Stored dataset items

= = = = =

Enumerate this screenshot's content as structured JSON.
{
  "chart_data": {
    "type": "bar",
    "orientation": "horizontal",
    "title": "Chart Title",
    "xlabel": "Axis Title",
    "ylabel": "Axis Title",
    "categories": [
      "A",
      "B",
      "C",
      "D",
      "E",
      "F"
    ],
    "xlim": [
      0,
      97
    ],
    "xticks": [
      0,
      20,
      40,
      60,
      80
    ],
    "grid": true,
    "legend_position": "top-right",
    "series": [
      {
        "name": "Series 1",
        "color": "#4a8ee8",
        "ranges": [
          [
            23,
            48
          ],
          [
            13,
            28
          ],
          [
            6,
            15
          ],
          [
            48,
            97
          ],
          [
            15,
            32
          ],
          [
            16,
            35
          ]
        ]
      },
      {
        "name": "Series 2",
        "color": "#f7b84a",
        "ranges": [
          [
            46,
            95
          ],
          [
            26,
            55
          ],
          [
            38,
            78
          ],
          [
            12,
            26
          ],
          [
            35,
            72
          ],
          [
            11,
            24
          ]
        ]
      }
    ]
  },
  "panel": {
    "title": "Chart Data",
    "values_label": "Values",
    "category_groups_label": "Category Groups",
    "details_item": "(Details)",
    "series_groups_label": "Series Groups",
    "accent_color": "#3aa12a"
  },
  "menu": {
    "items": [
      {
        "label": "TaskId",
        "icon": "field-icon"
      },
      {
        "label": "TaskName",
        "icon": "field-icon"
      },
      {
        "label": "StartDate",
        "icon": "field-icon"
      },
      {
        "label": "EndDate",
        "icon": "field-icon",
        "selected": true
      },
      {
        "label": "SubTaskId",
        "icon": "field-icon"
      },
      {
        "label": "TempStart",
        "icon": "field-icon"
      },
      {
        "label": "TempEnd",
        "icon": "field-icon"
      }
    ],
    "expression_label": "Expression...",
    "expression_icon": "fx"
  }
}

= = = = =

THE REQUEST – Write out every line of the material again, exactly as it reads.

RESPONSE BELOW –
Enumerate this screenshot's content as structured JSON.
{
  "chart_data": {
    "type": "bar",
    "orientation": "horizontal",
    "title": "Chart Title",
    "xlabel": "Axis Title",
    "ylabel": "Axis Title",
    "categories": [
      "A",
      "B",
      "C",
      "D",
      "E",
      "F"
    ],
    "xlim": [
      0,
      97
    ],
    "xticks": [
      0,
      20,
      40,
      60,
      80
    ],
    "grid": true,
    "legend_position": "top-right",
    "series": [
      {
        "name": "Series 1",
        "color": "#4a8ee8",
        "ranges": [
          [
            23,
            48
          ],
          [
            13,
            28
          ],
          [
            6,
            15
          ],
          [
            48,
            97
          ],
          [
            15,
            32
          ],
          [
            16,
            35
          ]
        ]
      },
      {
        "name": "Series 2",
        "color": "#f7b84a",
        "ranges": [
          [
            46,
            95
          ],
          [
            26,
            55
          ],
          [
            38,
            78
          ],
          [
            12,
            26
          ],
          [
            35,
            72
          ],
          [
            11,
            24
          ]
        ]
      }
    ]
  },
  "panel": {
    "title": "Chart Data",
    "values_label": "Values",
    "category_groups_label": "Category Groups",
    "details_item": "(Details)",
    "series_groups_label": "Series Groups",
    "accent_color": "#3aa12a"
  },
  "menu": {
    "items": [
      {
        "label": "TaskId",
        "icon": "field-icon"
      },
      {
        "label": "TaskName",
        "icon": "field-icon"
      },
      {
        "label": "StartDate",
        "icon": "field-icon"
      },
      {
        "label": "EndDate",
        "icon": "field-icon",
        "selected": true
      },
      {
        "label": "SubTaskId",
        "icon": "field-icon"
      },
      {
        "label": "TempStart",
        "icon": "field-icon"
      },
      {
        "label": "TempEnd",
        "icon": "field-icon"
      }
    ],
    "expression_label": "Expression...",
    "expression_icon": "fx"
  }
}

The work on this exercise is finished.